## Given problem
All lines holding the string "Degrees" are to be shown.
=-=-=
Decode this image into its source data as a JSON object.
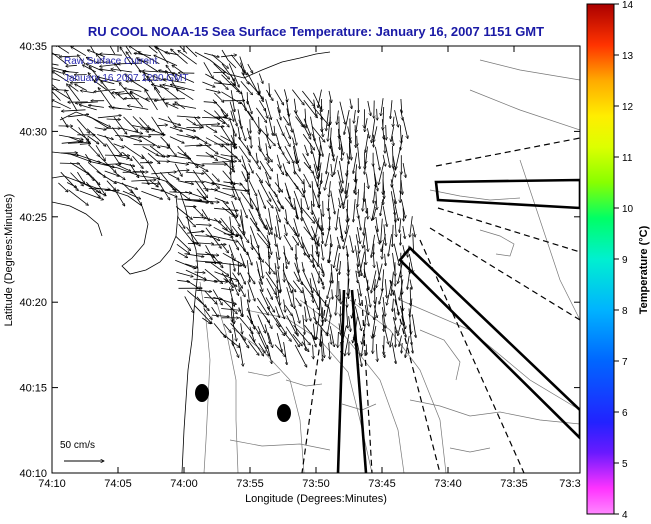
{
  "map": {
    "title": "RU COOL  NOAA-15  Sea Surface Temperature:  January 16, 2007 1151 GMT",
    "legend_line1": "Raw Surface Current",
    "legend_line2": "January 16 2007 1200 GMT",
    "scale_label": "50 cm/s",
    "xlabel": "Longitude (Degrees:Minutes)",
    "ylabel": "Latitude (Degrees:Minutes)",
    "x_ticks": [
      "74:10",
      "74:05",
      "74:00",
      "73:55",
      "73:50",
      "73:45",
      "73:40",
      "73:35",
      "73:3"
    ],
    "y_ticks": [
      "40:35",
      "40:30",
      "40:25",
      "40:20",
      "40:15",
      "40:10"
    ],
    "title_color": "#1a1aa6",
    "legend_color": "#2a2ab0"
  },
  "colorbar": {
    "label": "Temperature (°C)",
    "ticks": [
      "14",
      "13",
      "12",
      "11",
      "10",
      "9",
      "8",
      "7",
      "6",
      "5",
      "4"
    ],
    "range": [
      4,
      14
    ]
  }
}
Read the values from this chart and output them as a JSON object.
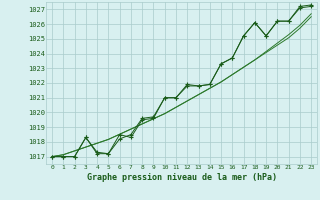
{
  "title": "Graphe pression niveau de la mer (hPa)",
  "x_labels": [
    "0",
    "1",
    "2",
    "3",
    "4",
    "5",
    "6",
    "7",
    "8",
    "9",
    "10",
    "11",
    "12",
    "13",
    "14",
    "15",
    "16",
    "17",
    "18",
    "19",
    "20",
    "21",
    "22",
    "23"
  ],
  "ylim": [
    1016.5,
    1027.5
  ],
  "xlim": [
    -0.5,
    23.5
  ],
  "yticks": [
    1017,
    1018,
    1019,
    1020,
    1021,
    1022,
    1023,
    1024,
    1025,
    1026,
    1027
  ],
  "bg_color": "#d8f0f0",
  "grid_color": "#aacccc",
  "line_color_main": "#1a5c1a",
  "line_color_smooth": "#2d7a2d",
  "series1": [
    1017.0,
    1017.0,
    1017.0,
    1018.3,
    1017.3,
    1017.2,
    1018.5,
    1018.3,
    1019.5,
    1019.6,
    1021.0,
    1021.0,
    1021.9,
    1021.8,
    1021.9,
    1023.3,
    1023.7,
    1025.2,
    1026.1,
    1025.2,
    1026.2,
    1026.2,
    1027.1,
    1027.2
  ],
  "series2": [
    1017.0,
    1017.0,
    1017.0,
    1018.3,
    1017.2,
    1017.2,
    1018.2,
    1018.5,
    1019.6,
    1019.7,
    1021.0,
    1021.0,
    1021.8,
    1021.8,
    1021.9,
    1023.3,
    1023.7,
    1025.2,
    1026.1,
    1025.2,
    1026.2,
    1026.2,
    1027.2,
    1027.3
  ],
  "series_smooth1": [
    1017.0,
    1017.13,
    1017.39,
    1017.65,
    1017.91,
    1018.17,
    1018.52,
    1018.87,
    1019.22,
    1019.57,
    1019.92,
    1020.35,
    1020.78,
    1021.21,
    1021.64,
    1022.07,
    1022.57,
    1023.07,
    1023.57,
    1024.14,
    1024.71,
    1025.28,
    1025.92,
    1026.7
  ],
  "series_smooth2": [
    1017.0,
    1017.13,
    1017.39,
    1017.65,
    1017.91,
    1018.17,
    1018.52,
    1018.87,
    1019.22,
    1019.57,
    1019.92,
    1020.35,
    1020.78,
    1021.21,
    1021.64,
    1022.07,
    1022.57,
    1023.07,
    1023.57,
    1024.07,
    1024.57,
    1025.07,
    1025.72,
    1026.5
  ]
}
=-=-=
## Answer for this exercise
    "xlabel": "Longitude (Degrees:Minutes)",
    "ylabel": "Latitude (Degrees:Minutes)",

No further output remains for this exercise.